• Written problem:
Your task is to print every entry below exactly as given.

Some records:
○ ○ ○ ○ ○ ○ ○
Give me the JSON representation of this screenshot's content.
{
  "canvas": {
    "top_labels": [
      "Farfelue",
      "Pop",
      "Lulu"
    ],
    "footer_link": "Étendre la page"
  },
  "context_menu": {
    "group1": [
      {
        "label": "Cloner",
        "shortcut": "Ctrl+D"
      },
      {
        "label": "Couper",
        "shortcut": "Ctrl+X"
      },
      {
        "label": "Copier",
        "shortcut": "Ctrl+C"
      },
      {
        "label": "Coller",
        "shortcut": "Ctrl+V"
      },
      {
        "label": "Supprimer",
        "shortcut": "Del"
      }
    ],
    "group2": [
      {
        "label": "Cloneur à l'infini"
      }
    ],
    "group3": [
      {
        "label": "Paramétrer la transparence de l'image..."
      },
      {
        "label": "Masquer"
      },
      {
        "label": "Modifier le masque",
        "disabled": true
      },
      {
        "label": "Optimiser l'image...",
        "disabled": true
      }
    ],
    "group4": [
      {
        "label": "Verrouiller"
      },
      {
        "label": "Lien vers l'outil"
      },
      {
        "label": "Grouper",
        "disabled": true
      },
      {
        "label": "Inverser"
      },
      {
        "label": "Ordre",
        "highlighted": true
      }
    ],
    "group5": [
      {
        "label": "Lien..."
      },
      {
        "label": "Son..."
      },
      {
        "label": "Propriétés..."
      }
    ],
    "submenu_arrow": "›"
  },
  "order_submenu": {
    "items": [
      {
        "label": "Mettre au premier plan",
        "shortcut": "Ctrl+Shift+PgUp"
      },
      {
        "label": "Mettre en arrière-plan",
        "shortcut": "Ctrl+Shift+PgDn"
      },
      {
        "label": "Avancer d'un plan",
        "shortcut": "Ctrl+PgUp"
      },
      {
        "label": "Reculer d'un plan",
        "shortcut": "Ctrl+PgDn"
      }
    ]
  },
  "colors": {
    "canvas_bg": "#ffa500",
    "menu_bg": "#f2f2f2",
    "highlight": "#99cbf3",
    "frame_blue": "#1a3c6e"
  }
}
○ ○ ○ ○ ○ ○ ○
• Result of this task:
Give me the JSON representation of this screenshot's content.
{
  "canvas": {
    "top_labels": [
      "Farfelue",
      "Pop",
      "Lulu"
    ],
    "footer_link": "Étendre la page"
  },
  "context_menu": {
    "group1": [
      {
        "label": "Cloner",
        "shortcut": "Ctrl+D"
      },
      {
        "label": "Couper",
        "shortcut": "Ctrl+X"
      },
      {
        "label": "Copier",
        "shortcut": "Ctrl+C"
      },
      {
        "label": "Coller",
        "shortcut": "Ctrl+V"
      },
      {
        "label": "Supprimer",
        "shortcut": "Del"
      }
    ],
    "group2": [
      {
        "label": "Cloneur à l'infini"
      }
    ],
    "group3": [
      {
        "label": "Paramétrer la transparence de l'image..."
      },
      {
        "label": "Masquer"
      },
      {
        "label": "Modifier le masque",
        "disabled": true
      },
      {
        "label": "Optimiser l'image...",
        "disabled": true
      }
    ],
    "group4": [
      {
        "label": "Verrouiller"
      },
      {
        "label": "Lien vers l'outil"
      },
      {
        "label": "Grouper",
        "disabled": true
      },
      {
        "label": "Inverser"
      },
      {
        "label": "Ordre",
        "highlighted": true
      }
    ],
    "group5": [
      {
        "label": "Lien..."
      },
      {
        "label": "Son..."
      },
      {
        "label": "Propriétés..."
      }
    ],
    "submenu_arrow": "›"
  },
  "order_submenu": {
    "items": [
      {
        "label": "Mettre au premier plan",
        "shortcut": "Ctrl+Shift+PgUp"
      },
      {
        "label": "Mettre en arrière-plan",
        "shortcut": "Ctrl+Shift+PgDn"
      },
      {
        "label": "Avancer d'un plan",
        "shortcut": "Ctrl+PgUp"
      },
      {
        "label": "Reculer d'un plan",
        "shortcut": "Ctrl+PgDn"
      }
    ]
  },
  "colors": {
    "canvas_bg": "#ffa500",
    "menu_bg": "#f2f2f2",
    "highlight": "#99cbf3",
    "frame_blue": "#1a3c6e"
  }
}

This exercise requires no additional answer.